** Your task **
Every line with the string "Pulmonares" should be gathered.
--- BEGIN ---
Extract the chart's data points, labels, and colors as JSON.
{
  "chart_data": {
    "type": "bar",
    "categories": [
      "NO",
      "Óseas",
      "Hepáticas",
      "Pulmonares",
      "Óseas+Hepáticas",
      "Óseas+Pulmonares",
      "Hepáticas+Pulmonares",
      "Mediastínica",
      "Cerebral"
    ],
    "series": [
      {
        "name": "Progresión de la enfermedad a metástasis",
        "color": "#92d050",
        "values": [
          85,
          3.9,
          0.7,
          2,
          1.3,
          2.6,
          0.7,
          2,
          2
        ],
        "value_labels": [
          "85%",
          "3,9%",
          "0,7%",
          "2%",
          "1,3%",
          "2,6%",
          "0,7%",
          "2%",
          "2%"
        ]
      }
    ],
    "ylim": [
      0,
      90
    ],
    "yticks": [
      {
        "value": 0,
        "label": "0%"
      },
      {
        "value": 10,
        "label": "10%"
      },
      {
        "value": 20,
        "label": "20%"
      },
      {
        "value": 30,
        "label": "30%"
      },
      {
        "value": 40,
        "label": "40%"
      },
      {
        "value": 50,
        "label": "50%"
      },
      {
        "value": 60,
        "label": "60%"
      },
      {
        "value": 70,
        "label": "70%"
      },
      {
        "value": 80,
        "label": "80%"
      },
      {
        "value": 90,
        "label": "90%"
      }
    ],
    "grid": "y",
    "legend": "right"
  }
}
--- END ---
** Output of the exercise **
      "Pulmonares",
      "Óseas+Pulmonares",
      "Hepáticas+Pulmonares",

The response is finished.